WHAT YOU ARE ASKED TO DO: Output every line of the data exactly as it appears.

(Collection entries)
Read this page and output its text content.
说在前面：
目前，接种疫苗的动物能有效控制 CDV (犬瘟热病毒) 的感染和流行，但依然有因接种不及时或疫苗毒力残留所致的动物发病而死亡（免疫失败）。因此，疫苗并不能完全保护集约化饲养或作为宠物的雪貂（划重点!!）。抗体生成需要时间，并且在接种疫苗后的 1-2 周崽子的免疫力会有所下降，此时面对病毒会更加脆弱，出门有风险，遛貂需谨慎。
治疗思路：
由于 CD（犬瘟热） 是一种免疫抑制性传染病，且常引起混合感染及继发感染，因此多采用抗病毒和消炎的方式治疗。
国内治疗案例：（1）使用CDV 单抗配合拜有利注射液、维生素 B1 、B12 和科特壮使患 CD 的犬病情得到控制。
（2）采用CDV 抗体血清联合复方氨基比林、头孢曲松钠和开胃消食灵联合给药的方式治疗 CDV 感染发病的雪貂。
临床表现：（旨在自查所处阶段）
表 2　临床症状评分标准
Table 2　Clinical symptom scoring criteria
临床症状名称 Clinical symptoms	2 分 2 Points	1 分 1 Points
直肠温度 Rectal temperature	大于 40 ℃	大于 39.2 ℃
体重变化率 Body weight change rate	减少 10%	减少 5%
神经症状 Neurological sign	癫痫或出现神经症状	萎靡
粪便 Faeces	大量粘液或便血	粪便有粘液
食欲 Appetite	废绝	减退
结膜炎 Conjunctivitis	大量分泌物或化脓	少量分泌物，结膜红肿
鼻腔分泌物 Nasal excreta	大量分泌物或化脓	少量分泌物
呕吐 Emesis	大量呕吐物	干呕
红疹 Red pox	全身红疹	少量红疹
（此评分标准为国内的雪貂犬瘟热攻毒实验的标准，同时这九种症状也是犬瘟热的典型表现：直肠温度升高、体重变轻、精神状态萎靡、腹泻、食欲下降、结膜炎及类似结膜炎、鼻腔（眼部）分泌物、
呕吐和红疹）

THE SOLUTION:
Read this page and output its text content.
说在前面：
目前，接种疫苗的动物能有效控制 CDV (犬瘟热病毒) 的感染和流行，但依然有因接种不及时或疫苗毒力残留所致的动物发病而死亡（免疫失败）。因此，疫苗并不能完全保护集约化饲养或作为宠物的雪貂（划重点!!）。抗体生成需要时间，并且在接种疫苗后的 1-2 周崽子的免疫力会有所下降，此时面对病毒会更加脆弱，出门有风险，遛貂需谨慎。
治疗思路：
由于 CD（犬瘟热） 是一种免疫抑制性传染病，且常引起混合感染及继发感染，因此多采用抗病毒和消炎的方式治疗。
国内治疗案例：（1）使用CDV 单抗配合拜有利注射液、维生素 B1 、B12 和科特壮使患 CD 的犬病情得到控制。
（2）采用CDV 抗体血清联合复方氨基比林、头孢曲松钠和开胃消食灵联合给药的方式治疗 CDV 感染发病的雪貂。
临床表现：（旨在自查所处阶段）
表 2　临床症状评分标准
Table 2　Clinical symptom scoring criteria
临床症状名称 Clinical symptoms	2 分 2 Points	1 分 1 Points
直肠温度 Rectal temperature	大于 40 ℃	大于 39.2 ℃
体重变化率 Body weight change rate	减少 10%	减少 5%
神经症状 Neurological sign	癫痫或出现神经症状	萎靡
粪便 Faeces	大量粘液或便血	粪便有粘液
食欲 Appetite	废绝	减退
结膜炎 Conjunctivitis	大量分泌物或化脓	少量分泌物，结膜红肿
鼻腔分泌物 Nasal excreta	大量分泌物或化脓	少量分泌物
呕吐 Emesis	大量呕吐物	干呕
红疹 Red pox	全身红疹	少量红疹
（此评分标准为国内的雪貂犬瘟热攻毒实验的标准，同时这九种症状也是犬瘟热的典型表现：直肠温度升高、体重变轻、精神状态萎靡、腹泻、食欲下降、结膜炎及类似结膜炎、鼻腔（眼部）分泌物、
呕吐和红疹）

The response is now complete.